> **What to do**: Write out all of the data exactly as it appears.

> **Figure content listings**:
<<<<

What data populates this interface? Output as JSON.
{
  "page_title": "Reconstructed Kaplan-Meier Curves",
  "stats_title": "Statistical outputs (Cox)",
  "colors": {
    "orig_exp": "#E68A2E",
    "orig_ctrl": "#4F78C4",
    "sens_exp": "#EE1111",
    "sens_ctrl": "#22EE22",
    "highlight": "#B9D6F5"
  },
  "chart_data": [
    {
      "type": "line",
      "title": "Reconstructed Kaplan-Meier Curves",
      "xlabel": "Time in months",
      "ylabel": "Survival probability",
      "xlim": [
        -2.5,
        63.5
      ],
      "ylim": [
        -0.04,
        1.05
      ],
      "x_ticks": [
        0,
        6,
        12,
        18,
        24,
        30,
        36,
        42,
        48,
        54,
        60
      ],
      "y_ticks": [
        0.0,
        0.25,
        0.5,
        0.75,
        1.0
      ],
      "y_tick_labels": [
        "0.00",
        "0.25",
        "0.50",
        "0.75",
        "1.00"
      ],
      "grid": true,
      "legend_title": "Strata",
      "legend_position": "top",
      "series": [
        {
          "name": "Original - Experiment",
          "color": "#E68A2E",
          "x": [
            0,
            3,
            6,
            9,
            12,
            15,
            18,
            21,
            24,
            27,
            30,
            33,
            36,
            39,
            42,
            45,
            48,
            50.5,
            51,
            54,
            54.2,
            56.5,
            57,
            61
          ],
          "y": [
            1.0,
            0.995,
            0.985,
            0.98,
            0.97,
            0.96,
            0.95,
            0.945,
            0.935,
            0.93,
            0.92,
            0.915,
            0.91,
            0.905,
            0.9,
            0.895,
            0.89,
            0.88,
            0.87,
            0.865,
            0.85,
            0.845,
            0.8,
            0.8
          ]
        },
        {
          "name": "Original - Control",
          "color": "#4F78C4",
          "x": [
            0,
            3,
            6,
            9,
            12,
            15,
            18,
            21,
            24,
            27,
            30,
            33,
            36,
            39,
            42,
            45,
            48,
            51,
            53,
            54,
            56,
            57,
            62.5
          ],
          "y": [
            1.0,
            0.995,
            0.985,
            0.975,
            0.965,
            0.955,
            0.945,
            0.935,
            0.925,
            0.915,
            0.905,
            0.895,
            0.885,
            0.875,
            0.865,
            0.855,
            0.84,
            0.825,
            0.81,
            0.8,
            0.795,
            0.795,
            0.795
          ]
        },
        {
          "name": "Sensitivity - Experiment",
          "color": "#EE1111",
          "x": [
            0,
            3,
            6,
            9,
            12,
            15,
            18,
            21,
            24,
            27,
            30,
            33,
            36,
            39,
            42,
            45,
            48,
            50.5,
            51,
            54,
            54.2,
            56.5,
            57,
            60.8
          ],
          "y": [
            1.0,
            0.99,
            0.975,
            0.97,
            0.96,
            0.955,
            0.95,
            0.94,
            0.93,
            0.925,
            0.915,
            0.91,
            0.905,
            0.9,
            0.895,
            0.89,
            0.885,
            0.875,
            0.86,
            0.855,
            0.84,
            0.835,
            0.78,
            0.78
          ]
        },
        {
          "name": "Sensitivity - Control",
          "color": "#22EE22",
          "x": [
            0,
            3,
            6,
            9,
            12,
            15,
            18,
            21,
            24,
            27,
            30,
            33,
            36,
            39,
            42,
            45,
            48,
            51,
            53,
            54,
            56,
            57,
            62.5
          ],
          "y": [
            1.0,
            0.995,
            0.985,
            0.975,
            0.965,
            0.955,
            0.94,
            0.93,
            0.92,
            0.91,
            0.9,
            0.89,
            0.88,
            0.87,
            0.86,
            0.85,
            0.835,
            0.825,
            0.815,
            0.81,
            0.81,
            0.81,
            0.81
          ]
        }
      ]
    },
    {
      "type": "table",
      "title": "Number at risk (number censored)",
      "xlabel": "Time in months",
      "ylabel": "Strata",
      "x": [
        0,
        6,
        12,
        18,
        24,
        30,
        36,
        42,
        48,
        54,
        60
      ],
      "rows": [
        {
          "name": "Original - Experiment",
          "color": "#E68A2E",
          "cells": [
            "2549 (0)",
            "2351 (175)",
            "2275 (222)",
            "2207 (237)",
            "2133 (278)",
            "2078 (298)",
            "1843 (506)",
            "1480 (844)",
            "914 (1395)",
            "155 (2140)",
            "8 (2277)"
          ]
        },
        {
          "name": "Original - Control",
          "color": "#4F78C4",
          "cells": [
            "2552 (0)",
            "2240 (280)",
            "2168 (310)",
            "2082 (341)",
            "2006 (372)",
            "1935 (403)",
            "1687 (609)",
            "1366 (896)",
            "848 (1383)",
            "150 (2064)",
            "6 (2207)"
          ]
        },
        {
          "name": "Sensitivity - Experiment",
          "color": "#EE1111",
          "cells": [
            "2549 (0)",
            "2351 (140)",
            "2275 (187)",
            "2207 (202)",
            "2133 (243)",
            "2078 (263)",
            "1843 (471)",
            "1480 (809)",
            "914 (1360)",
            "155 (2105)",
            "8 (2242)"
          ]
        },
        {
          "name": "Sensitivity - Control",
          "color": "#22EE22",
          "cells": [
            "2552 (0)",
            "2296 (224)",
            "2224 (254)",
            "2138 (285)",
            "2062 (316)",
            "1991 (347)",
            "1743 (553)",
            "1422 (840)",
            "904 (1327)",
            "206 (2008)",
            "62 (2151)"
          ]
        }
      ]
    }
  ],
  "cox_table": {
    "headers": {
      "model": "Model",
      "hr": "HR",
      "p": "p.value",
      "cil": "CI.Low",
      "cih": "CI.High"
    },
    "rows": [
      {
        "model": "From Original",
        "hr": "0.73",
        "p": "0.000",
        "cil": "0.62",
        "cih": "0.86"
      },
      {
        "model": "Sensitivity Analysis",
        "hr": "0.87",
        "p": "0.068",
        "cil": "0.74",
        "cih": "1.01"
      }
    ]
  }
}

>>>>

> **Reply to the task**:
What data populates this interface? Output as JSON.
{
  "page_title": "Reconstructed Kaplan-Meier Curves",
  "stats_title": "Statistical outputs (Cox)",
  "colors": {
    "orig_exp": "#E68A2E",
    "orig_ctrl": "#4F78C4",
    "sens_exp": "#EE1111",
    "sens_ctrl": "#22EE22",
    "highlight": "#B9D6F5"
  },
  "chart_data": [
    {
      "type": "line",
      "title": "Reconstructed Kaplan-Meier Curves",
      "xlabel": "Time in months",
      "ylabel": "Survival probability",
      "xlim": [
        -2.5,
        63.5
      ],
      "ylim": [
        -0.04,
        1.05
      ],
      "x_ticks": [
        0,
        6,
        12,
        18,
        24,
        30,
        36,
        42,
        48,
        54,
        60
      ],
      "y_ticks": [
        0.0,
        0.25,
        0.5,
        0.75,
        1.0
      ],
      "y_tick_labels": [
        "0.00",
        "0.25",
        "0.50",
        "0.75",
        "1.00"
      ],
      "grid": true,
      "legend_title": "Strata",
      "legend_position": "top",
      "series": [
        {
          "name": "Original - Experiment",
          "color": "#E68A2E",
          "x": [
            0,
            3,
            6,
            9,
            12,
            15,
            18,
            21,
            24,
            27,
            30,
            33,
            36,
            39,
            42,
            45,
            48,
            50.5,
            51,
            54,
            54.2,
            56.5,
            57,
            61
          ],
          "y": [
            1.0,
            0.995,
            0.985,
            0.98,
            0.97,
            0.96,
            0.95,
            0.945,
            0.935,
            0.93,
            0.92,
            0.915,
            0.91,
            0.905,
            0.9,
            0.895,
            0.89,
            0.88,
            0.87,
            0.865,
            0.85,
            0.845,
            0.8,
            0.8
          ]
        },
        {
          "name": "Original - Control",
          "color": "#4F78C4",
          "x": [
            0,
            3,
            6,
            9,
            12,
            15,
            18,
            21,
            24,
            27,
            30,
            33,
            36,
            39,
            42,
            45,
            48,
            51,
            53,
            54,
            56,
            57,
            62.5
          ],
          "y": [
            1.0,
            0.995,
            0.985,
            0.975,
            0.965,
            0.955,
            0.945,
            0.935,
            0.925,
            0.915,
            0.905,
            0.895,
            0.885,
            0.875,
            0.865,
            0.855,
            0.84,
            0.825,
            0.81,
            0.8,
            0.795,
            0.795,
            0.795
          ]
        },
        {
          "name": "Sensitivity - Experiment",
          "color": "#EE1111",
          "x": [
            0,
            3,
            6,
            9,
            12,
            15,
            18,
            21,
            24,
            27,
            30,
            33,
            36,
            39,
            42,
            45,
            48,
            50.5,
            51,
            54,
            54.2,
            56.5,
            57,
            60.8
          ],
          "y": [
            1.0,
            0.99,
            0.975,
            0.97,
            0.96,
            0.955,
            0.95,
            0.94,
            0.93,
            0.925,
            0.915,
            0.91,
            0.905,
            0.9,
            0.895,
            0.89,
            0.885,
            0.875,
            0.86,
            0.855,
            0.84,
            0.835,
            0.78,
            0.78
          ]
        },
        {
          "name": "Sensitivity - Control",
          "color": "#22EE22",
          "x": [
            0,
            3,
            6,
            9,
            12,
            15,
            18,
            21,
            24,
            27,
            30,
            33,
            36,
            39,
            42,
            45,
            48,
            51,
            53,
            54,
            56,
            57,
            62.5
          ],
          "y": [
            1.0,
            0.995,
            0.985,
            0.975,
            0.965,
            0.955,
            0.94,
            0.93,
            0.92,
            0.91,
            0.9,
            0.89,
            0.88,
            0.87,
            0.86,
            0.85,
            0.835,
            0.825,
            0.815,
            0.81,
            0.81,
            0.81,
            0.81
          ]
        }
      ]
    },
    {
      "type": "table",
      "title": "Number at risk (number censored)",
      "xlabel": "Time in months",
      "ylabel": "Strata",
      "x": [
        0,
        6,
        12,
        18,
        24,
        30,
        36,
        42,
        48,
        54,
        60
      ],
      "rows": [
        {
          "name": "Original - Experiment",
          "color": "#E68A2E",
          "cells": [
            "2549 (0)",
            "2351 (175)",
            "2275 (222)",
            "2207 (237)",
            "2133 (278)",
            "2078 (298)",
            "1843 (506)",
            "1480 (844)",
            "914 (1395)",
            "155 (2140)",
            "8 (2277)"
          ]
        },
        {
          "name": "Original - Control",
          "color": "#4F78C4",
          "cells": [
            "2552 (0)",
            "2240 (280)",
            "2168 (310)",
            "2082 (341)",
            "2006 (372)",
            "1935 (403)",
            "1687 (609)",
            "1366 (896)",
            "848 (1383)",
            "150 (2064)",
            "6 (2207)"
          ]
        },
        {
          "name": "Sensitivity - Experiment",
          "color": "#EE1111",
          "cells": [
            "2549 (0)",
            "2351 (140)",
            "2275 (187)",
            "2207 (202)",
            "2133 (243)",
            "2078 (263)",
            "1843 (471)",
            "1480 (809)",
            "914 (1360)",
            "155 (2105)",
            "8 (2242)"
          ]
        },
        {
          "name": "Sensitivity - Control",
          "color": "#22EE22",
          "cells": [
            "2552 (0)",
            "2296 (224)",
            "2224 (254)",
            "2138 (285)",
            "2062 (316)",
            "1991 (347)",
            "1743 (553)",
            "1422 (840)",
            "904 (1327)",
            "206 (2008)",
            "62 (2151)"
          ]
        }
      ]
    }
  ],
  "cox_table": {
    "headers": {
      "model": "Model",
      "hr": "HR",
      "p": "p.value",
      "cil": "CI.Low",
      "cih": "CI.High"
    },
    "rows": [
      {
        "model": "From Original",
        "hr": "0.73",
        "p": "0.000",
        "cil": "0.62",
        "cih": "0.86"
      },
      {
        "model": "Sensitivity Analysis",
        "hr": "0.87",
        "p": "0.068",
        "cil": "0.74",
        "cih": "1.01"
      }
    ]
  }
}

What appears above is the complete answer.